__SET TASK__
Below are some records: retype them all exactly, but not the pictures.
═══ INPUT
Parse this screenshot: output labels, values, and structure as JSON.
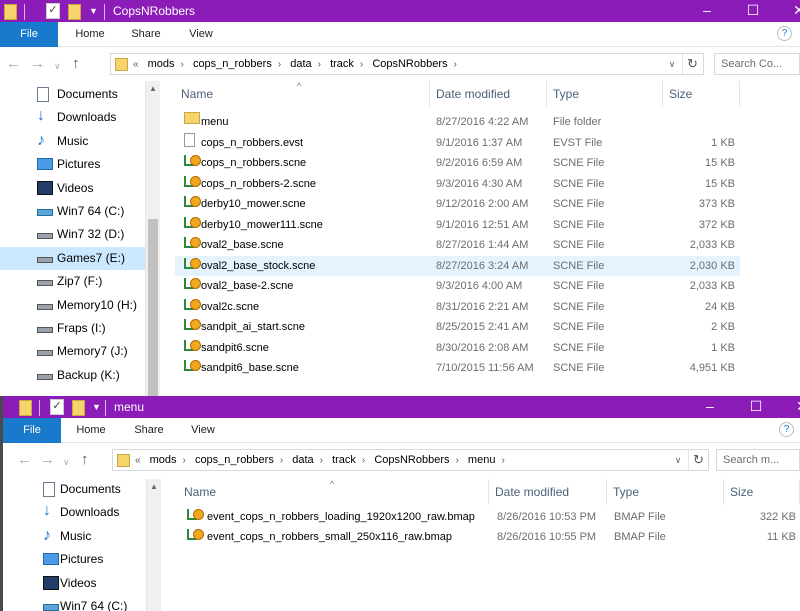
{
  "window1": {
    "title": "CopsNRobbers",
    "ribbon_tabs": [
      "File",
      "Home",
      "Share",
      "View"
    ],
    "path_overflow": "«",
    "breadcrumbs": [
      "mods",
      "cops_n_robbers",
      "data",
      "track",
      "CopsNRobbers"
    ],
    "search_placeholder": "Search Co...",
    "nav": [
      "Documents",
      "Downloads",
      "Music",
      "Pictures",
      "Videos",
      "Win7 64 (C:)",
      "Win7 32 (D:)",
      "Games7 (E:)",
      "Zip7 (F:)",
      "Memory10 (H:)",
      "Fraps (I:)",
      "Memory7 (J:)",
      "Backup (K:)"
    ],
    "nav_icons": [
      "document-icon",
      "download-icon",
      "music-icon",
      "pictures-icon",
      "videos-icon",
      "network-drive-icon",
      "drive-icon",
      "drive-icon",
      "drive-icon",
      "drive-icon",
      "drive-icon",
      "drive-icon",
      "drive-icon"
    ],
    "nav_selected": "Games7 (E:)",
    "columns": [
      "Name",
      "Date modified",
      "Type",
      "Size"
    ],
    "files": [
      {
        "name": "menu",
        "date": "8/27/2016 4:22 AM",
        "type": "File folder",
        "size": "",
        "icon": "folder-icon"
      },
      {
        "name": "cops_n_robbers.evst",
        "date": "9/1/2016 1:37 AM",
        "type": "EVST File",
        "size": "1 KB",
        "icon": "file-icon"
      },
      {
        "name": "cops_n_robbers.scne",
        "date": "9/2/2016 6:59 AM",
        "type": "SCNE File",
        "size": "15 KB",
        "icon": "scne-file-icon"
      },
      {
        "name": "cops_n_robbers-2.scne",
        "date": "9/3/2016 4:30 AM",
        "type": "SCNE File",
        "size": "15 KB",
        "icon": "scne-file-icon"
      },
      {
        "name": "derby10_mower.scne",
        "date": "9/12/2016 2:00 AM",
        "type": "SCNE File",
        "size": "373 KB",
        "icon": "scne-file-icon"
      },
      {
        "name": "derby10_mower111.scne",
        "date": "9/1/2016 12:51 AM",
        "type": "SCNE File",
        "size": "372 KB",
        "icon": "scne-file-icon"
      },
      {
        "name": "oval2_base.scne",
        "date": "8/27/2016 1:44 AM",
        "type": "SCNE File",
        "size": "2,033 KB",
        "icon": "scne-file-icon"
      },
      {
        "name": "oval2_base_stock.scne",
        "date": "8/27/2016 3:24 AM",
        "type": "SCNE File",
        "size": "2,030 KB",
        "icon": "scne-file-icon"
      },
      {
        "name": "oval2_base-2.scne",
        "date": "9/3/2016 4:00 AM",
        "type": "SCNE File",
        "size": "2,033 KB",
        "icon": "scne-file-icon"
      },
      {
        "name": "oval2c.scne",
        "date": "8/31/2016 2:21 AM",
        "type": "SCNE File",
        "size": "24 KB",
        "icon": "scne-file-icon"
      },
      {
        "name": "sandpit_ai_start.scne",
        "date": "8/25/2015 2:41 AM",
        "type": "SCNE File",
        "size": "2 KB",
        "icon": "scne-file-icon"
      },
      {
        "name": "sandpit6.scne",
        "date": "8/30/2016 2:08 AM",
        "type": "SCNE File",
        "size": "1 KB",
        "icon": "scne-file-icon"
      },
      {
        "name": "sandpit6_base.scne",
        "date": "7/10/2015 11:56 AM",
        "type": "SCNE File",
        "size": "4,951 KB",
        "icon": "scne-file-icon"
      }
    ],
    "hovered_file": "oval2_base_stock.scne"
  },
  "window2": {
    "title": "menu",
    "ribbon_tabs": [
      "File",
      "Home",
      "Share",
      "View"
    ],
    "path_overflow": "«",
    "breadcrumbs": [
      "mods",
      "cops_n_robbers",
      "data",
      "track",
      "CopsNRobbers",
      "menu"
    ],
    "search_placeholder": "Search m...",
    "nav": [
      "Documents",
      "Downloads",
      "Music",
      "Pictures",
      "Videos",
      "Win7 64 (C:)"
    ],
    "nav_icons": [
      "document-icon",
      "download-icon",
      "music-icon",
      "pictures-icon",
      "videos-icon",
      "network-drive-icon"
    ],
    "columns": [
      "Name",
      "Date modified",
      "Type",
      "Size"
    ],
    "files": [
      {
        "name": "event_cops_n_robbers_loading_1920x1200_raw.bmap",
        "date": "8/26/2016 10:53 PM",
        "type": "BMAP File",
        "size": "322 KB",
        "icon": "bmap-file-icon"
      },
      {
        "name": "event_cops_n_robbers_small_250x116_raw.bmap",
        "date": "8/26/2016 10:55 PM",
        "type": "BMAP File",
        "size": "11 KB",
        "icon": "bmap-file-icon"
      }
    ]
  },
  "window_controls": {
    "minimize": "–",
    "maximize": "☐",
    "close": "✕"
  },
  "colors": {
    "titlebar": "#8b1cb8",
    "file_tab": "#1979ca",
    "selected_nav": "#cce8ff",
    "hover_row": "#e5f3ff"
  }
}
══════
__RESPONSE__
Parse this screenshot: output labels, values, and structure as JSON.
{
  "window1": {
    "title": "CopsNRobbers",
    "ribbon_tabs": [
      "File",
      "Home",
      "Share",
      "View"
    ],
    "path_overflow": "«",
    "breadcrumbs": [
      "mods",
      "cops_n_robbers",
      "data",
      "track",
      "CopsNRobbers"
    ],
    "search_placeholder": "Search Co...",
    "nav": [
      "Documents",
      "Downloads",
      "Music",
      "Pictures",
      "Videos",
      "Win7 64 (C:)",
      "Win7 32 (D:)",
      "Games7 (E:)",
      "Zip7 (F:)",
      "Memory10 (H:)",
      "Fraps (I:)",
      "Memory7 (J:)",
      "Backup (K:)"
    ],
    "nav_icons": [
      "document-icon",
      "download-icon",
      "music-icon",
      "pictures-icon",
      "videos-icon",
      "network-drive-icon",
      "drive-icon",
      "drive-icon",
      "drive-icon",
      "drive-icon",
      "drive-icon",
      "drive-icon",
      "drive-icon"
    ],
    "nav_selected": "Games7 (E:)",
    "columns": [
      "Name",
      "Date modified",
      "Type",
      "Size"
    ],
    "files": [
      {
        "name": "menu",
        "date": "8/27/2016 4:22 AM",
        "type": "File folder",
        "size": "",
        "icon": "folder-icon"
      },
      {
        "name": "cops_n_robbers.evst",
        "date": "9/1/2016 1:37 AM",
        "type": "EVST File",
        "size": "1 KB",
        "icon": "file-icon"
      },
      {
        "name": "cops_n_robbers.scne",
        "date": "9/2/2016 6:59 AM",
        "type": "SCNE File",
        "size": "15 KB",
        "icon": "scne-file-icon"
      },
      {
        "name": "cops_n_robbers-2.scne",
        "date": "9/3/2016 4:30 AM",
        "type": "SCNE File",
        "size": "15 KB",
        "icon": "scne-file-icon"
      },
      {
        "name": "derby10_mower.scne",
        "date": "9/12/2016 2:00 AM",
        "type": "SCNE File",
        "size": "373 KB",
        "icon": "scne-file-icon"
      },
      {
        "name": "derby10_mower111.scne",
        "date": "9/1/2016 12:51 AM",
        "type": "SCNE File",
        "size": "372 KB",
        "icon": "scne-file-icon"
      },
      {
        "name": "oval2_base.scne",
        "date": "8/27/2016 1:44 AM",
        "type": "SCNE File",
        "size": "2,033 KB",
        "icon": "scne-file-icon"
      },
      {
        "name": "oval2_base_stock.scne",
        "date": "8/27/2016 3:24 AM",
        "type": "SCNE File",
        "size": "2,030 KB",
        "icon": "scne-file-icon"
      },
      {
        "name": "oval2_base-2.scne",
        "date": "9/3/2016 4:00 AM",
        "type": "SCNE File",
        "size": "2,033 KB",
        "icon": "scne-file-icon"
      },
      {
        "name": "oval2c.scne",
        "date": "8/31/2016 2:21 AM",
        "type": "SCNE File",
        "size": "24 KB",
        "icon": "scne-file-icon"
      },
      {
        "name": "sandpit_ai_start.scne",
        "date": "8/25/2015 2:41 AM",
        "type": "SCNE File",
        "size": "2 KB",
        "icon": "scne-file-icon"
      },
      {
        "name": "sandpit6.scne",
        "date": "8/30/2016 2:08 AM",
        "type": "SCNE File",
        "size": "1 KB",
        "icon": "scne-file-icon"
      },
      {
        "name": "sandpit6_base.scne",
        "date": "7/10/2015 11:56 AM",
        "type": "SCNE File",
        "size": "4,951 KB",
        "icon": "scne-file-icon"
      }
    ],
    "hovered_file": "oval2_base_stock.scne"
  },
  "window2": {
    "title": "menu",
    "ribbon_tabs": [
      "File",
      "Home",
      "Share",
      "View"
    ],
    "path_overflow": "«",
    "breadcrumbs": [
      "mods",
      "cops_n_robbers",
      "data",
      "track",
      "CopsNRobbers",
      "menu"
    ],
    "search_placeholder": "Search m...",
    "nav": [
      "Documents",
      "Downloads",
      "Music",
      "Pictures",
      "Videos",
      "Win7 64 (C:)"
    ],
    "nav_icons": [
      "document-icon",
      "download-icon",
      "music-icon",
      "pictures-icon",
      "videos-icon",
      "network-drive-icon"
    ],
    "columns": [
      "Name",
      "Date modified",
      "Type",
      "Size"
    ],
    "files": [
      {
        "name": "event_cops_n_robbers_loading_1920x1200_raw.bmap",
        "date": "8/26/2016 10:53 PM",
        "type": "BMAP File",
        "size": "322 KB",
        "icon": "bmap-file-icon"
      },
      {
        "name": "event_cops_n_robbers_small_250x116_raw.bmap",
        "date": "8/26/2016 10:55 PM",
        "type": "BMAP File",
        "size": "11 KB",
        "icon": "bmap-file-icon"
      }
    ]
  },
  "window_controls": {
    "minimize": "–",
    "maximize": "☐",
    "close": "✕"
  },
  "colors": {
    "titlebar": "#8b1cb8",
    "file_tab": "#1979ca",
    "selected_nav": "#cce8ff",
    "hover_row": "#e5f3ff"
  }
}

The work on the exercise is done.